**Stated goal**
Repeat exactly the lines from the line containing "Enumerate this screenshot's" through the last line of the records below, inclusive, and nothing else.

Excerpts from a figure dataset
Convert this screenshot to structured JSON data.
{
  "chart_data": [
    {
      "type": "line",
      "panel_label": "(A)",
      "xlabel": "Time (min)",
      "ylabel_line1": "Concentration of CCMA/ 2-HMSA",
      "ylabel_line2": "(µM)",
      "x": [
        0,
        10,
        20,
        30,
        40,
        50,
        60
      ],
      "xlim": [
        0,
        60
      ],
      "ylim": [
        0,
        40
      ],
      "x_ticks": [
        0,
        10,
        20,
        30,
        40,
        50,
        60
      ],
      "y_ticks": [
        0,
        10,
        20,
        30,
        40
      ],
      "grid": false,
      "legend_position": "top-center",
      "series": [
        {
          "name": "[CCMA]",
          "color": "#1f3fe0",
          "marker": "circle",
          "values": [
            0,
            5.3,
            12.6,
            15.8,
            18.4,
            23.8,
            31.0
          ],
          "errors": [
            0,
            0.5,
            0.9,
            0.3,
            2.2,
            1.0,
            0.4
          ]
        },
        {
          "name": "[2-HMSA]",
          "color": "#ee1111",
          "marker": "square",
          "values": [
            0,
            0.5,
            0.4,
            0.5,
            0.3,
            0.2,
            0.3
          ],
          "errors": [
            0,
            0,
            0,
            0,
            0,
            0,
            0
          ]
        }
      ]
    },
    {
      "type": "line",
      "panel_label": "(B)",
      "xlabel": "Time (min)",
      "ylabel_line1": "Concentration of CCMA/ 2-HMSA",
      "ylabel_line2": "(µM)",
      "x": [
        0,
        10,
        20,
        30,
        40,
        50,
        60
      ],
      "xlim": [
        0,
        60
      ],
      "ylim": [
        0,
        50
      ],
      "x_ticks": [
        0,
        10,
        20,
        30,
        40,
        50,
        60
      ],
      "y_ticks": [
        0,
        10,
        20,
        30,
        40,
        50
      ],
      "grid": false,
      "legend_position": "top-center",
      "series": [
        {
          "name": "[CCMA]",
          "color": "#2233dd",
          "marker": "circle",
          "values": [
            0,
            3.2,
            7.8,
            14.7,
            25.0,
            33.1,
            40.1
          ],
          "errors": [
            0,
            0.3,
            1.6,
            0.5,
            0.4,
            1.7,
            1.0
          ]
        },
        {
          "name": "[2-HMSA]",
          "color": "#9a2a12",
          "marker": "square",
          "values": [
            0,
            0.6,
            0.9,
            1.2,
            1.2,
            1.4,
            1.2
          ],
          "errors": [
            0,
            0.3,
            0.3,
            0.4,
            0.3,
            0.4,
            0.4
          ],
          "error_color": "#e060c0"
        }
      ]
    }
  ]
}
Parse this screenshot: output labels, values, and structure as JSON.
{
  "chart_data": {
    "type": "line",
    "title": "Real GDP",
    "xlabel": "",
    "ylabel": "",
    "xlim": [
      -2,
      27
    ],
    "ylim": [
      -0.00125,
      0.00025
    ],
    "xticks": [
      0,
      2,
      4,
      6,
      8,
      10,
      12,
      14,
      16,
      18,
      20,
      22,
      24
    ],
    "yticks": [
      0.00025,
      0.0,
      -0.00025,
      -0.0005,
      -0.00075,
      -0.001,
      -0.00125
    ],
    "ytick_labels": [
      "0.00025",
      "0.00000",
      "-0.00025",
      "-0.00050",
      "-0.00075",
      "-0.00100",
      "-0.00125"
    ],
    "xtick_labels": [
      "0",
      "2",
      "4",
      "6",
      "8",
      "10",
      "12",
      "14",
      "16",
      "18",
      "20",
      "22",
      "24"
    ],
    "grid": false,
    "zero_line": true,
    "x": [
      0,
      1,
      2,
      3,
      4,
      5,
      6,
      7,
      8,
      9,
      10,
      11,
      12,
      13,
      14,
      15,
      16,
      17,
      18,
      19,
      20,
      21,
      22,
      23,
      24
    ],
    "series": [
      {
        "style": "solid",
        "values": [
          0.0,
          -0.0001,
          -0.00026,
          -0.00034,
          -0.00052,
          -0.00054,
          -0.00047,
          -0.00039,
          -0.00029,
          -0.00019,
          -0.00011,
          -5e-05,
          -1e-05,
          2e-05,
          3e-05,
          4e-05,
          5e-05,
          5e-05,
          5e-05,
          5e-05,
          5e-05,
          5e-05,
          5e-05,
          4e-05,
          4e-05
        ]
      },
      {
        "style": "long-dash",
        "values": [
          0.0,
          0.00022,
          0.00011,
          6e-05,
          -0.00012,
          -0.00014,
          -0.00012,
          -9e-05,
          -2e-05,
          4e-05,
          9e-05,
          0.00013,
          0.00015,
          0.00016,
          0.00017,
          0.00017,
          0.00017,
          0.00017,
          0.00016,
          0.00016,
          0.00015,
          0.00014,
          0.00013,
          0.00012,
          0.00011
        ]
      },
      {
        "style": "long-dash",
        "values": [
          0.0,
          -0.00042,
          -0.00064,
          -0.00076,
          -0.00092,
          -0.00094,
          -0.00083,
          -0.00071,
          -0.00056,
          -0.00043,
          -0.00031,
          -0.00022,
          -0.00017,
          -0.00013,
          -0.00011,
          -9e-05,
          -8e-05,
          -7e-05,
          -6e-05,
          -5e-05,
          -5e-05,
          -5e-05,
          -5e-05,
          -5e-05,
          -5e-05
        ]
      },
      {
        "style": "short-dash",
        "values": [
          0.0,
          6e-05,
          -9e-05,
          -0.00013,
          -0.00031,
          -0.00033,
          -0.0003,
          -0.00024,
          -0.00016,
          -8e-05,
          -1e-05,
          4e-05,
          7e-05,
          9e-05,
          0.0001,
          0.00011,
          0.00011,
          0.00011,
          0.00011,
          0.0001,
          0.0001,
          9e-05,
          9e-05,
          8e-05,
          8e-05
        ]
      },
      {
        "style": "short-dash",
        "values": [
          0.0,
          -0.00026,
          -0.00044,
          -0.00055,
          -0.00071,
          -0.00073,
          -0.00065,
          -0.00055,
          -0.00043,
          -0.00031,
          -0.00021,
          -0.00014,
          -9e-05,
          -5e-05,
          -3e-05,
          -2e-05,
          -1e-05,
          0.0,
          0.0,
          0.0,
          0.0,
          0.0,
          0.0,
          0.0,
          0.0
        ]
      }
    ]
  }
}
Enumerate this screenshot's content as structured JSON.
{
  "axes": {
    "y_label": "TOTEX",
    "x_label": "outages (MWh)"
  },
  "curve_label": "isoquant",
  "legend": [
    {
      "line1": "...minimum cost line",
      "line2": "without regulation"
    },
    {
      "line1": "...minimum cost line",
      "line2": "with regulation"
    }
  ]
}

**Completed task**
Enumerate this screenshot's content as structured JSON.
{
  "axes": {
    "y_label": "TOTEX",
    "x_label": "outages (MWh)"
  },
  "curve_label": "isoquant",
  "legend": [
    {
      "line1": "...minimum cost line",
      "line2": "without regulation"
    },
    {
      "line1": "...minimum cost line",
      "line2": "with regulation"
    }
  ]
}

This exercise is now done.